** START OF DATASET RECORDS **

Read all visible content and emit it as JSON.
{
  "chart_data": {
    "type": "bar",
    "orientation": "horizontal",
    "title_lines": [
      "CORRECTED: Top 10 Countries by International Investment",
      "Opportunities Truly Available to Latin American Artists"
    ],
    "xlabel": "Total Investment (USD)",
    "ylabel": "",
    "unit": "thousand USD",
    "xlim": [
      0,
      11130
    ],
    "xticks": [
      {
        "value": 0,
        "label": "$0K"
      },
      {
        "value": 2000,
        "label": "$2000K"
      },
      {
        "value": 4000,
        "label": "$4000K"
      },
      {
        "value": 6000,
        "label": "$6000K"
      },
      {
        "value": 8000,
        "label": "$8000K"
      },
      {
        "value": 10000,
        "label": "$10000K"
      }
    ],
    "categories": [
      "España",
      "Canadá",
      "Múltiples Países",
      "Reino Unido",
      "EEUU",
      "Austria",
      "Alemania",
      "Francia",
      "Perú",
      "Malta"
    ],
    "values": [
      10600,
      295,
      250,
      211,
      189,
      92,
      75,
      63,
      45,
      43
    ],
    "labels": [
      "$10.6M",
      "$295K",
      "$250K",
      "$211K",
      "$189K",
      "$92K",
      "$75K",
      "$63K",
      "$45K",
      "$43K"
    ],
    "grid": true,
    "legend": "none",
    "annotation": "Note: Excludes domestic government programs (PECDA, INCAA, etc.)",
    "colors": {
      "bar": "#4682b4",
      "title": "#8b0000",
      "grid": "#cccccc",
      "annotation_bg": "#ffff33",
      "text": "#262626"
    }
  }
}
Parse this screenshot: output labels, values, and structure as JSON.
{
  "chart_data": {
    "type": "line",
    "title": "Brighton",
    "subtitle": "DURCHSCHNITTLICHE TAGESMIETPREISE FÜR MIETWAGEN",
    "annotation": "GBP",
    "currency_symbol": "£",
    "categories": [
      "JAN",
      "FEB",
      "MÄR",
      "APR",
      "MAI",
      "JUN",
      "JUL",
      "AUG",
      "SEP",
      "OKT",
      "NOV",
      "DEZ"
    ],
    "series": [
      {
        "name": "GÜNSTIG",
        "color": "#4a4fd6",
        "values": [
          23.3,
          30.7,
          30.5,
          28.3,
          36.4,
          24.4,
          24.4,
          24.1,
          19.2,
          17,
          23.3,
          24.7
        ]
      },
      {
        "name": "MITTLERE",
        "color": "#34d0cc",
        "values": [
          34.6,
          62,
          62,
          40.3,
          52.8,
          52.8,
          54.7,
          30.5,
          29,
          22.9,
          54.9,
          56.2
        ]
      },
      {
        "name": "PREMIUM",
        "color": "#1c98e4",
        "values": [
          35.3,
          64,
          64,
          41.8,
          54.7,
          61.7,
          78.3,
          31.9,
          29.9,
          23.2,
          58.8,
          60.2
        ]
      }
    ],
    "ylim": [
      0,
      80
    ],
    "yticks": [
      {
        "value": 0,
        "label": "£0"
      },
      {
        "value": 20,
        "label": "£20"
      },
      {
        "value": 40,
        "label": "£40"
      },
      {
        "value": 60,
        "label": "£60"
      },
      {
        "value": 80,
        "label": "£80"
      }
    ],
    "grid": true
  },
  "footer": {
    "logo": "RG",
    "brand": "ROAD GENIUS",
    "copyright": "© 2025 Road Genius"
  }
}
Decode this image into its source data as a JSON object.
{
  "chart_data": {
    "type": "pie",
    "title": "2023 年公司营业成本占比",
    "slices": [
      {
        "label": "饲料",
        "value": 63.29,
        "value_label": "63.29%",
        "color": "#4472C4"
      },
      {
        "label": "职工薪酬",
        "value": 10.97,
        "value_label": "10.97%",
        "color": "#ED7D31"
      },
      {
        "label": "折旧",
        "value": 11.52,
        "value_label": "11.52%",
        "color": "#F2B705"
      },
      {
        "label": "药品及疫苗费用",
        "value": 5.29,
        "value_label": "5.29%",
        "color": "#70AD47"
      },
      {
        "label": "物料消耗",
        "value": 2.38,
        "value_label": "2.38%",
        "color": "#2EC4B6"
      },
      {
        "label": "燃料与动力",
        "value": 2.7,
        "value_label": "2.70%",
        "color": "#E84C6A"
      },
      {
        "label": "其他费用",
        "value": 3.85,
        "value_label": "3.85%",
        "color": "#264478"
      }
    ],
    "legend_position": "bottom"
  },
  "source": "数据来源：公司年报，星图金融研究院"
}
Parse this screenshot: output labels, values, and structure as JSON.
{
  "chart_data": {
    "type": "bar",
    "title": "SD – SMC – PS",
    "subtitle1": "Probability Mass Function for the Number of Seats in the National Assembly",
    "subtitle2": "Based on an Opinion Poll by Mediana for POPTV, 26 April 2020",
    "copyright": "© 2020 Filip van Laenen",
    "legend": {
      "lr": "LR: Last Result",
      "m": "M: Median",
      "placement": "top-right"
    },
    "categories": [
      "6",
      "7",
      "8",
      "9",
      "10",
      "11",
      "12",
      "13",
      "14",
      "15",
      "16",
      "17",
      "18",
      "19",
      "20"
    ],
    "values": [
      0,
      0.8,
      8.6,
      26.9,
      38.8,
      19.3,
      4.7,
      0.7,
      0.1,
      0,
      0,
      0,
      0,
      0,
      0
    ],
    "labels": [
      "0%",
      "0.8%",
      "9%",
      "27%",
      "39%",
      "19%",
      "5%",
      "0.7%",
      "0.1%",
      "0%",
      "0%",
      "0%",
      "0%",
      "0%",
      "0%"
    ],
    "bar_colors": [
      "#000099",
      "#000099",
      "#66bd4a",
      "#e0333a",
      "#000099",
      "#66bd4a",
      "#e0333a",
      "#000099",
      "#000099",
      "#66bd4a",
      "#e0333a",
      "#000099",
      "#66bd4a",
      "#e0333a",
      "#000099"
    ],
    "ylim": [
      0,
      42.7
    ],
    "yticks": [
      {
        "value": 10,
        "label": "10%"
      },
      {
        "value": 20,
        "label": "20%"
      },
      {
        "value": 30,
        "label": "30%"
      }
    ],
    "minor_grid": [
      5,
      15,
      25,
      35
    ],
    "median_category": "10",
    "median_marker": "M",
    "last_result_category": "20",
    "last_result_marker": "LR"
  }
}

** END OF DATASET RECORDS **

### [TASK INSTRUCTIONS]
Quote the entire listing above exactly.

### [REPLY TO THE TASK]
Read all visible content and emit it as JSON.
{
  "chart_data": {
    "type": "bar",
    "orientation": "horizontal",
    "title_lines": [
      "CORRECTED: Top 10 Countries by International Investment",
      "Opportunities Truly Available to Latin American Artists"
    ],
    "xlabel": "Total Investment (USD)",
    "ylabel": "",
    "unit": "thousand USD",
    "xlim": [
      0,
      11130
    ],
    "xticks": [
      {
        "value": 0,
        "label": "$0K"
      },
      {
        "value": 2000,
        "label": "$2000K"
      },
      {
        "value": 4000,
        "label": "$4000K"
      },
      {
        "value": 6000,
        "label": "$6000K"
      },
      {
        "value": 8000,
        "label": "$8000K"
      },
      {
        "value": 10000,
        "label": "$10000K"
      }
    ],
    "categories": [
      "España",
      "Canadá",
      "Múltiples Países",
      "Reino Unido",
      "EEUU",
      "Austria",
      "Alemania",
      "Francia",
      "Perú",
      "Malta"
    ],
    "values": [
      10600,
      295,
      250,
      211,
      189,
      92,
      75,
      63,
      45,
      43
    ],
    "labels": [
      "$10.6M",
      "$295K",
      "$250K",
      "$211K",
      "$189K",
      "$92K",
      "$75K",
      "$63K",
      "$45K",
      "$43K"
    ],
    "grid": true,
    "legend": "none",
    "annotation": "Note: Excludes domestic government programs (PECDA, INCAA, etc.)",
    "colors": {
      "bar": "#4682b4",
      "title": "#8b0000",
      "grid": "#cccccc",
      "annotation_bg": "#ffff33",
      "text": "#262626"
    }
  }
}
Parse this screenshot: output labels, values, and structure as JSON.
{
  "chart_data": {
    "type": "line",
    "title": "Brighton",
    "subtitle": "DURCHSCHNITTLICHE TAGESMIETPREISE FÜR MIETWAGEN",
    "annotation": "GBP",
    "currency_symbol": "£",
    "categories": [
      "JAN",
      "FEB",
      "MÄR",
      "APR",
      "MAI",
      "JUN",
      "JUL",
      "AUG",
      "SEP",
      "OKT",
      "NOV",
      "DEZ"
    ],
    "series": [
      {
        "name": "GÜNSTIG",
        "color": "#4a4fd6",
        "values": [
          23.3,
          30.7,
          30.5,
          28.3,
          36.4,
          24.4,
          24.4,
          24.1,
          19.2,
          17,
          23.3,
          24.7
        ]
      },
      {
        "name": "MITTLERE",
        "color": "#34d0cc",
        "values": [
          34.6,
          62,
          62,
          40.3,
          52.8,
          52.8,
          54.7,
          30.5,
          29,
          22.9,
          54.9,
          56.2
        ]
      },
      {
        "name": "PREMIUM",
        "color": "#1c98e4",
        "values": [
          35.3,
          64,
          64,
          41.8,
          54.7,
          61.7,
          78.3,
          31.9,
          29.9,
          23.2,
          58.8,
          60.2
        ]
      }
    ],
    "ylim": [
      0,
      80
    ],
    "yticks": [
      {
        "value": 0,
        "label": "£0"
      },
      {
        "value": 20,
        "label": "£20"
      },
      {
        "value": 40,
        "label": "£40"
      },
      {
        "value": 60,
        "label": "£60"
      },
      {
        "value": 80,
        "label": "£80"
      }
    ],
    "grid": true
  },
  "footer": {
    "logo": "RG",
    "brand": "ROAD GENIUS",
    "copyright": "© 2025 Road Genius"
  }
}
Decode this image into its source data as a JSON object.
{
  "chart_data": {
    "type": "pie",
    "title": "2023 年公司营业成本占比",
    "slices": [
      {
        "label": "饲料",
        "value": 63.29,
        "value_label": "63.29%",
        "color": "#4472C4"
      },
      {
        "label": "职工薪酬",
        "value": 10.97,
        "value_label": "10.97%",
        "color": "#ED7D31"
      },
      {
        "label": "折旧",
        "value": 11.52,
        "value_label": "11.52%",
        "color": "#F2B705"
      },
      {
        "label": "药品及疫苗费用",
        "value": 5.29,
        "value_label": "5.29%",
        "color": "#70AD47"
      },
      {
        "label": "物料消耗",
        "value": 2.38,
        "value_label": "2.38%",
        "color": "#2EC4B6"
      },
      {
        "label": "燃料与动力",
        "value": 2.7,
        "value_label": "2.70%",
        "color": "#E84C6A"
      },
      {
        "label": "其他费用",
        "value": 3.85,
        "value_label": "3.85%",
        "color": "#264478"
      }
    ],
    "legend_position": "bottom"
  },
  "source": "数据来源：公司年报，星图金融研究院"
}
Parse this screenshot: output labels, values, and structure as JSON.
{
  "chart_data": {
    "type": "bar",
    "title": "SD – SMC – PS",
    "subtitle1": "Probability Mass Function for the Number of Seats in the National Assembly",
    "subtitle2": "Based on an Opinion Poll by Mediana for POPTV, 26 April 2020",
    "copyright": "© 2020 Filip van Laenen",
    "legend": {
      "lr": "LR: Last Result",
      "m": "M: Median",
      "placement": "top-right"
    },
    "categories": [
      "6",
      "7",
      "8",
      "9",
      "10",
      "11",
      "12",
      "13",
      "14",
      "15",
      "16",
      "17",
      "18",
      "19",
      "20"
    ],
    "values": [
      0,
      0.8,
      8.6,
      26.9,
      38.8,
      19.3,
      4.7,
      0.7,
      0.1,
      0,
      0,
      0,
      0,
      0,
      0
    ],
    "labels": [
      "0%",
      "0.8%",
      "9%",
      "27%",
      "39%",
      "19%",
      "5%",
      "0.7%",
      "0.1%",
      "0%",
      "0%",
      "0%",
      "0%",
      "0%",
      "0%"
    ],
    "bar_colors": [
      "#000099",
      "#000099",
      "#66bd4a",
      "#e0333a",
      "#000099",
      "#66bd4a",
      "#e0333a",
      "#000099",
      "#000099",
      "#66bd4a",
      "#e0333a",
      "#000099",
      "#66bd4a",
      "#e0333a",
      "#000099"
    ],
    "ylim": [
      0,
      42.7
    ],
    "yticks": [
      {
        "value": 10,
        "label": "10%"
      },
      {
        "value": 20,
        "label": "20%"
      },
      {
        "value": 30,
        "label": "30%"
      }
    ],
    "minor_grid": [
      5,
      15,
      25,
      35
    ],
    "median_category": "10",
    "median_marker": "M",
    "last_result_category": "20",
    "last_result_marker": "LR"
  }
}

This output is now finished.